(Records from a collection of figures)
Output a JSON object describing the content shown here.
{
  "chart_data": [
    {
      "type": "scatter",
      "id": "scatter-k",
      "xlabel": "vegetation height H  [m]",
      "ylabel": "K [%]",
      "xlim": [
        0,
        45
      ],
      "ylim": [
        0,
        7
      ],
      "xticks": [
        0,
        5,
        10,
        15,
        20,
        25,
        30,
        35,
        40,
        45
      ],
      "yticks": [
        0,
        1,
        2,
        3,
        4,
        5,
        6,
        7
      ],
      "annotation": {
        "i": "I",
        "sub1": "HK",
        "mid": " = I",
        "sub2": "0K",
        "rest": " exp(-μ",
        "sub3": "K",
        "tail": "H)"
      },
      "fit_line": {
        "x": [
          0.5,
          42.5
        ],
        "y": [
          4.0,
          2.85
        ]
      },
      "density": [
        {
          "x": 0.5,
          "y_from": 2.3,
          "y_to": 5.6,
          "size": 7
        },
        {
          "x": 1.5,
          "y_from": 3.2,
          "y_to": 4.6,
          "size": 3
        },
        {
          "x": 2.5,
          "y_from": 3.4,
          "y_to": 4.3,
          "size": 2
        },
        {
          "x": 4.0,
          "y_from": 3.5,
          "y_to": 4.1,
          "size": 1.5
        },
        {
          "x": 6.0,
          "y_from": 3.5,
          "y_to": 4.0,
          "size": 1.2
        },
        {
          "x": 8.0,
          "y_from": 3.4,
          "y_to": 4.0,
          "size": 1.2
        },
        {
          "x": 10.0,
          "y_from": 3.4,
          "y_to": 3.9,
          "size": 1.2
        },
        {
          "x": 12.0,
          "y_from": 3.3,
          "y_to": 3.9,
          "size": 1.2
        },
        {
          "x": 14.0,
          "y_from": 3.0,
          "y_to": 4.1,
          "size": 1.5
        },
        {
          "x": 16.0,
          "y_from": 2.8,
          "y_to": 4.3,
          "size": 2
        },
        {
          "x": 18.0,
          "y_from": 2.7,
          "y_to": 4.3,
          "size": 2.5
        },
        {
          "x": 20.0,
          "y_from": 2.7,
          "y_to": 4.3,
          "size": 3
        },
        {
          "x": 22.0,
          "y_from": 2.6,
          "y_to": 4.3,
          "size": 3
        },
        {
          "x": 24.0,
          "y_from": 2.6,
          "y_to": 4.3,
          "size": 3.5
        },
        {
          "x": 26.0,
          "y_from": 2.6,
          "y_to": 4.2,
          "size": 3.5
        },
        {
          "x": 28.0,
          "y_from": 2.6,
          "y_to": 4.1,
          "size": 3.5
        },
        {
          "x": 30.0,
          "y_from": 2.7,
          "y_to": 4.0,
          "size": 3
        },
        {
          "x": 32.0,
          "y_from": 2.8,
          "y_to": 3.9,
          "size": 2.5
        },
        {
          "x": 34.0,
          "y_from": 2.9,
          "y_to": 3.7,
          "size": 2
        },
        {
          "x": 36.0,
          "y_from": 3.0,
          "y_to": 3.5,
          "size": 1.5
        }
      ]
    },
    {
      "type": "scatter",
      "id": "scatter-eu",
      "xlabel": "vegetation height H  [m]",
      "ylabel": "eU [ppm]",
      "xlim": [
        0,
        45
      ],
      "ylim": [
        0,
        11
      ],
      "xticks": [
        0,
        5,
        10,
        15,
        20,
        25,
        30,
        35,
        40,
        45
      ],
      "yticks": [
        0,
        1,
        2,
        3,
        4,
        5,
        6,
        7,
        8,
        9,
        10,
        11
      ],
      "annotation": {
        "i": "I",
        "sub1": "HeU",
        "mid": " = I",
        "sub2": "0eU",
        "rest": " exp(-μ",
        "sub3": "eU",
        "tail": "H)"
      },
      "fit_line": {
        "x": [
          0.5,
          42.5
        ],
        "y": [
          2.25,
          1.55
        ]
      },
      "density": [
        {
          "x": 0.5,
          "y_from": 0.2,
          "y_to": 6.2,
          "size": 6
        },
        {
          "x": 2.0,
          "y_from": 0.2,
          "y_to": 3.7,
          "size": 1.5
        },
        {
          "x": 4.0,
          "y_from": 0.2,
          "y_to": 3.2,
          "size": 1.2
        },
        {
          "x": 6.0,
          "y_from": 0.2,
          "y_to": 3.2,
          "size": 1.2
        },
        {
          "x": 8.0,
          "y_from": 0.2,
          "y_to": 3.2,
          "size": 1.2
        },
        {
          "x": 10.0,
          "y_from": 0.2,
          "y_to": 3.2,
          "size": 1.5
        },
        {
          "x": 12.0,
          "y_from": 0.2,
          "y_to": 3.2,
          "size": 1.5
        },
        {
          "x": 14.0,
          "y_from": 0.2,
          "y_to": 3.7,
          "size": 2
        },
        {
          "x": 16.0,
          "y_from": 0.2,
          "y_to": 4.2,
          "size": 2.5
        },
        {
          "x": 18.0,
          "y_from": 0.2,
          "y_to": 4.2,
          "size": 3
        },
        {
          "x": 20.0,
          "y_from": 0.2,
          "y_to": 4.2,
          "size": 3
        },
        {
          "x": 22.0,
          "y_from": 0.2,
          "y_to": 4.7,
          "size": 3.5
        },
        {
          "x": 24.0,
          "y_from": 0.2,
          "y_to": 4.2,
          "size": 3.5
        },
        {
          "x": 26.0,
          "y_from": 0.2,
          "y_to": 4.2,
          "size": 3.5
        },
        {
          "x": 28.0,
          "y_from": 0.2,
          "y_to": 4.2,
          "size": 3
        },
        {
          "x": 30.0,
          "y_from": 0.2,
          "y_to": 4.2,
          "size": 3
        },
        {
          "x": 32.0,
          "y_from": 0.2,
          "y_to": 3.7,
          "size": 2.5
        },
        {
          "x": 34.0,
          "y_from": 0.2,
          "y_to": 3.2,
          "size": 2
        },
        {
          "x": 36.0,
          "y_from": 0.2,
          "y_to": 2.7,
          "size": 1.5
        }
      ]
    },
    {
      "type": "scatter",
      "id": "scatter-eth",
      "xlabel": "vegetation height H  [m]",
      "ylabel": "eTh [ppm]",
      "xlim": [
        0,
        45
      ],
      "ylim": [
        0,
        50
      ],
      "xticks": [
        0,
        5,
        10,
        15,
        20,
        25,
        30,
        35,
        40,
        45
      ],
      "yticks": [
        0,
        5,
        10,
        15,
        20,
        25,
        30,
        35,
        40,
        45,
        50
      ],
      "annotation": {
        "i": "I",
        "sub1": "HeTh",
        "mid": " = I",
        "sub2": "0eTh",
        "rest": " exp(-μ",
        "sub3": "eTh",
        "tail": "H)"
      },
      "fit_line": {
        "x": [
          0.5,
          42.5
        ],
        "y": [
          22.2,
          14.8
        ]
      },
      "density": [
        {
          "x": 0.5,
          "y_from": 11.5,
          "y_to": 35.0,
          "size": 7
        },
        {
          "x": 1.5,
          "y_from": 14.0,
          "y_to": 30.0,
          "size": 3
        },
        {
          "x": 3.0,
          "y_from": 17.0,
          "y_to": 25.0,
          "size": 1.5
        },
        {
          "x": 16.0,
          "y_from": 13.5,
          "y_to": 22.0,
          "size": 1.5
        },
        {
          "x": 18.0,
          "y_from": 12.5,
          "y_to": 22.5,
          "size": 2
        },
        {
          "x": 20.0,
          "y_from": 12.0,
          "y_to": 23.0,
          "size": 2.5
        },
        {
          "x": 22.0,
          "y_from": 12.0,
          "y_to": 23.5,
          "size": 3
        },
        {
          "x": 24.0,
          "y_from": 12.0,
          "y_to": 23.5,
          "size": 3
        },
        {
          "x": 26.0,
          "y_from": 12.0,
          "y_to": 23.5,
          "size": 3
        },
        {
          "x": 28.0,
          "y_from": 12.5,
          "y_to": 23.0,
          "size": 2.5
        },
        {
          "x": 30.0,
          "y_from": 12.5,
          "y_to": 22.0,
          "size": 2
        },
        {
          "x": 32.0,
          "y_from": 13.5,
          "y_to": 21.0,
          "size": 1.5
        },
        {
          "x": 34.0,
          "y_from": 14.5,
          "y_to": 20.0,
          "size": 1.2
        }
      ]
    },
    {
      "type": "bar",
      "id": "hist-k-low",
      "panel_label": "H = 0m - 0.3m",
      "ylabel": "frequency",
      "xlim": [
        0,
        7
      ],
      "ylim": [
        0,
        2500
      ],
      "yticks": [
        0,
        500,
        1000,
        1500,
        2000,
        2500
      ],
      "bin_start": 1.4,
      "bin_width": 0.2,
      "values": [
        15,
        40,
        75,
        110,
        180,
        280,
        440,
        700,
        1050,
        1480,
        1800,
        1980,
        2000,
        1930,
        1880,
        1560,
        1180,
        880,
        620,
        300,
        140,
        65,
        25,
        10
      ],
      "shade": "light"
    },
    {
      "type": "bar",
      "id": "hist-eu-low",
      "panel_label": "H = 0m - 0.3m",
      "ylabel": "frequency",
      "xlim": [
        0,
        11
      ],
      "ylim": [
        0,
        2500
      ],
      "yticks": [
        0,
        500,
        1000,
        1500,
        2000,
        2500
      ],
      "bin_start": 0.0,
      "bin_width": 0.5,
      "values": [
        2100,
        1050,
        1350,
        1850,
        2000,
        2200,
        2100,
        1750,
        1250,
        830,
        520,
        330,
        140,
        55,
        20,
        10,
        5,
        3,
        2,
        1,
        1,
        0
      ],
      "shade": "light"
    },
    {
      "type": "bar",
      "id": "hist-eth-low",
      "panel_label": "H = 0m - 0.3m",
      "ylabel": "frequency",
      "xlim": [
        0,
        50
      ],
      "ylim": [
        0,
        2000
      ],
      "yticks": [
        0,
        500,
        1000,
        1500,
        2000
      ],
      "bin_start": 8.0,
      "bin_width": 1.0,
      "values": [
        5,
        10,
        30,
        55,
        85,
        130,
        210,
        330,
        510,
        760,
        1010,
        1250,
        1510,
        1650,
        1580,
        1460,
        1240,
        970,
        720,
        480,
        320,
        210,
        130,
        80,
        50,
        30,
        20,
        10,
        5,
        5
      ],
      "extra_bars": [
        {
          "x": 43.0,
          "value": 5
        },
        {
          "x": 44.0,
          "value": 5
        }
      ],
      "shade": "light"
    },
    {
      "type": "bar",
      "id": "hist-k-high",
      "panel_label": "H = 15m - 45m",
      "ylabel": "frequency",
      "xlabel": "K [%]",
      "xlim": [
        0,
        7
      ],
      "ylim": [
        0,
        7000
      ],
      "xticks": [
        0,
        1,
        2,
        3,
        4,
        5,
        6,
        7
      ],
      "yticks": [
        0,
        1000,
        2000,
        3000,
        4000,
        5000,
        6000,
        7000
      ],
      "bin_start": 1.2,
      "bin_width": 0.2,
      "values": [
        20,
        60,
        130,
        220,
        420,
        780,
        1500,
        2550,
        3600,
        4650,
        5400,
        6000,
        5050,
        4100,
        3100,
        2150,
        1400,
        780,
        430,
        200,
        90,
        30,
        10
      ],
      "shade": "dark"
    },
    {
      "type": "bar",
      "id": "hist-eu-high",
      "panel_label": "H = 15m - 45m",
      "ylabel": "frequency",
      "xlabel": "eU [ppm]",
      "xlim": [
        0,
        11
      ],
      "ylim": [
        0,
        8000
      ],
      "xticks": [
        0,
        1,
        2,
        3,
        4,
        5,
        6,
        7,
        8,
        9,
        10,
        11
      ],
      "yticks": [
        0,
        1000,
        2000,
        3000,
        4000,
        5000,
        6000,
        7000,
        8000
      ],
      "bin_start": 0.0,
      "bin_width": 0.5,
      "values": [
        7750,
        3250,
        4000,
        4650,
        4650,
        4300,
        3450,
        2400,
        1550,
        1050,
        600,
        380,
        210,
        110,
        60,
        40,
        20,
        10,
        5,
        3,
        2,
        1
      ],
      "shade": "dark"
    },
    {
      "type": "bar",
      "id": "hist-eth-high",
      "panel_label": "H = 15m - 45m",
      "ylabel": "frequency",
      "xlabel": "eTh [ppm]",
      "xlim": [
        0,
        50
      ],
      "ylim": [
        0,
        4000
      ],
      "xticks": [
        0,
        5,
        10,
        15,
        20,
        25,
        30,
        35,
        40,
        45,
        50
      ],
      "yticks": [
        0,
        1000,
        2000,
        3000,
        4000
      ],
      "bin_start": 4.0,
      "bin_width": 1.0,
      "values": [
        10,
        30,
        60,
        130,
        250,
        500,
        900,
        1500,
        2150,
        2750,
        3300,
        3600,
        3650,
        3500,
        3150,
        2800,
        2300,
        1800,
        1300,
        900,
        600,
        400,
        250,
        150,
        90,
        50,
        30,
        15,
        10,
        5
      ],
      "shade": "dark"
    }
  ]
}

▸ **Given request**
In the records above, find each line holding "hist" and copy it.

▸ **Solved exercise**
      "id": "hist-k-low",
      "id": "hist-eu-low",
      "id": "hist-eth-low",
      "id": "hist-k-high",
      "id": "hist-eu-high",
      "id": "hist-eth-high",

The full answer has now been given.